• EXERCISE REQUIREMENTS: The data below is to be returned in full and exactly.

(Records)
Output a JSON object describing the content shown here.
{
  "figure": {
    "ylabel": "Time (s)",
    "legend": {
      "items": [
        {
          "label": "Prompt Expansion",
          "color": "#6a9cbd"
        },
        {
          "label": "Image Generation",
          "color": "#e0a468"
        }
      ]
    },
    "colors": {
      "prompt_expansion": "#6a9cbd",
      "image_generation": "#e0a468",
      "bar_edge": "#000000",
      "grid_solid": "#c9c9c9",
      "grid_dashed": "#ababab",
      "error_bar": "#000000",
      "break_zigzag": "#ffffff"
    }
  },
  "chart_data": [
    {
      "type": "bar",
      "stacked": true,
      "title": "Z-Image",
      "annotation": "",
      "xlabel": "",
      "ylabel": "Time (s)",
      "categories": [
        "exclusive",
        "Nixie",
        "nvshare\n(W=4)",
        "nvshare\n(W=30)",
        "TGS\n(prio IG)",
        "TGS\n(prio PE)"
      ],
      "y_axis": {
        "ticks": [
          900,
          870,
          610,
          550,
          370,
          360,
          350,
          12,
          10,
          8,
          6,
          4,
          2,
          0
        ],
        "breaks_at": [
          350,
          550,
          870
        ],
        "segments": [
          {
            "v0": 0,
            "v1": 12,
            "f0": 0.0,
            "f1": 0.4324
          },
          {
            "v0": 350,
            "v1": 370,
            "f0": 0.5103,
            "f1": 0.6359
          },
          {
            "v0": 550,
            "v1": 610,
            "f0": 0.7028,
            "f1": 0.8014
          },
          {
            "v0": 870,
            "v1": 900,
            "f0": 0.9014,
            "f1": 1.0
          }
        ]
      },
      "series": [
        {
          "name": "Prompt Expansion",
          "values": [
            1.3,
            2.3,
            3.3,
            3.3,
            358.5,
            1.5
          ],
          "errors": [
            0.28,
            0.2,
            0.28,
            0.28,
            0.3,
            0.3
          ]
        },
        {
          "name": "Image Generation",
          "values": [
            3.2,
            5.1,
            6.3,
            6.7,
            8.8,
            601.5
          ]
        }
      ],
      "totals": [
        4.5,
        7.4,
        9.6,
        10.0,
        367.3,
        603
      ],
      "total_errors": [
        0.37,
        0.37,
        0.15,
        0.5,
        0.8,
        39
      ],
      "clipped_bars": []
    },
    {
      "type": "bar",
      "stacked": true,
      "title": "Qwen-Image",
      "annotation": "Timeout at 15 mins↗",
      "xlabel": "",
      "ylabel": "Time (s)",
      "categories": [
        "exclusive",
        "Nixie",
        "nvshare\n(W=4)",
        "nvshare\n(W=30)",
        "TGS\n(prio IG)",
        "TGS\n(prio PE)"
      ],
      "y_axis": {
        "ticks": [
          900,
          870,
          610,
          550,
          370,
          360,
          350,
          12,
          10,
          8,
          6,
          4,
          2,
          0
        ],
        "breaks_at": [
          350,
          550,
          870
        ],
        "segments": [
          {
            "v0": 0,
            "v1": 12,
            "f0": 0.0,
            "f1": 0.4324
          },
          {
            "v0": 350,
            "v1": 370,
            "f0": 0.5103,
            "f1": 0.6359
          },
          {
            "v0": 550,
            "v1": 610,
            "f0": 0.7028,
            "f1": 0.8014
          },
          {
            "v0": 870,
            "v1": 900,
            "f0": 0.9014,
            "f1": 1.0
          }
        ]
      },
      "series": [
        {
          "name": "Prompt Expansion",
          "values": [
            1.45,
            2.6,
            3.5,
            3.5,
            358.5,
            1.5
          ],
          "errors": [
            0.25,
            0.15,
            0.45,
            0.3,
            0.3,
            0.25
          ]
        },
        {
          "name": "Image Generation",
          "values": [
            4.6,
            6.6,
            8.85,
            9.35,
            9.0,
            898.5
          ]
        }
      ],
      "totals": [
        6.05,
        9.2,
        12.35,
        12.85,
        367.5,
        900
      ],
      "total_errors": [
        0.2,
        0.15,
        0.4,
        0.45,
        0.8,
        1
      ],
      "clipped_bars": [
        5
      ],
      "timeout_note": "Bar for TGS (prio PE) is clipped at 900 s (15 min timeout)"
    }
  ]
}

• RESPONSE TO THE EXERCISE:
Output a JSON object describing the content shown here.
{
  "figure": {
    "ylabel": "Time (s)",
    "legend": {
      "items": [
        {
          "label": "Prompt Expansion",
          "color": "#6a9cbd"
        },
        {
          "label": "Image Generation",
          "color": "#e0a468"
        }
      ]
    },
    "colors": {
      "prompt_expansion": "#6a9cbd",
      "image_generation": "#e0a468",
      "bar_edge": "#000000",
      "grid_solid": "#c9c9c9",
      "grid_dashed": "#ababab",
      "error_bar": "#000000",
      "break_zigzag": "#ffffff"
    }
  },
  "chart_data": [
    {
      "type": "bar",
      "stacked": true,
      "title": "Z-Image",
      "annotation": "",
      "xlabel": "",
      "ylabel": "Time (s)",
      "categories": [
        "exclusive",
        "Nixie",
        "nvshare\n(W=4)",
        "nvshare\n(W=30)",
        "TGS\n(prio IG)",
        "TGS\n(prio PE)"
      ],
      "y_axis": {
        "ticks": [
          900,
          870,
          610,
          550,
          370,
          360,
          350,
          12,
          10,
          8,
          6,
          4,
          2,
          0
        ],
        "breaks_at": [
          350,
          550,
          870
        ],
        "segments": [
          {
            "v0": 0,
            "v1": 12,
            "f0": 0.0,
            "f1": 0.4324
          },
          {
            "v0": 350,
            "v1": 370,
            "f0": 0.5103,
            "f1": 0.6359
          },
          {
            "v0": 550,
            "v1": 610,
            "f0": 0.7028,
            "f1": 0.8014
          },
          {
            "v0": 870,
            "v1": 900,
            "f0": 0.9014,
            "f1": 1.0
          }
        ]
      },
      "series": [
        {
          "name": "Prompt Expansion",
          "values": [
            1.3,
            2.3,
            3.3,
            3.3,
            358.5,
            1.5
          ],
          "errors": [
            0.28,
            0.2,
            0.28,
            0.28,
            0.3,
            0.3
          ]
        },
        {
          "name": "Image Generation",
          "values": [
            3.2,
            5.1,
            6.3,
            6.7,
            8.8,
            601.5
          ]
        }
      ],
      "totals": [
        4.5,
        7.4,
        9.6,
        10.0,
        367.3,
        603
      ],
      "total_errors": [
        0.37,
        0.37,
        0.15,
        0.5,
        0.8,
        39
      ],
      "clipped_bars": []
    },
    {
      "type": "bar",
      "stacked": true,
      "title": "Qwen-Image",
      "annotation": "Timeout at 15 mins↗",
      "xlabel": "",
      "ylabel": "Time (s)",
      "categories": [
        "exclusive",
        "Nixie",
        "nvshare\n(W=4)",
        "nvshare\n(W=30)",
        "TGS\n(prio IG)",
        "TGS\n(prio PE)"
      ],
      "y_axis": {
        "ticks": [
          900,
          870,
          610,
          550,
          370,
          360,
          350,
          12,
          10,
          8,
          6,
          4,
          2,
          0
        ],
        "breaks_at": [
          350,
          550,
          870
        ],
        "segments": [
          {
            "v0": 0,
            "v1": 12,
            "f0": 0.0,
            "f1": 0.4324
          },
          {
            "v0": 350,
            "v1": 370,
            "f0": 0.5103,
            "f1": 0.6359
          },
          {
            "v0": 550,
            "v1": 610,
            "f0": 0.7028,
            "f1": 0.8014
          },
          {
            "v0": 870,
            "v1": 900,
            "f0": 0.9014,
            "f1": 1.0
          }
        ]
      },
      "series": [
        {
          "name": "Prompt Expansion",
          "values": [
            1.45,
            2.6,
            3.5,
            3.5,
            358.5,
            1.5
          ],
          "errors": [
            0.25,
            0.15,
            0.45,
            0.3,
            0.3,
            0.25
          ]
        },
        {
          "name": "Image Generation",
          "values": [
            4.6,
            6.6,
            8.85,
            9.35,
            9.0,
            898.5
          ]
        }
      ],
      "totals": [
        6.05,
        9.2,
        12.35,
        12.85,
        367.5,
        900
      ],
      "total_errors": [
        0.2,
        0.15,
        0.4,
        0.45,
        0.8,
        1
      ],
      "clipped_bars": [
        5
      ],
      "timeout_note": "Bar for TGS (prio PE) is clipped at 900 s (15 min timeout)"
    }
  ]
}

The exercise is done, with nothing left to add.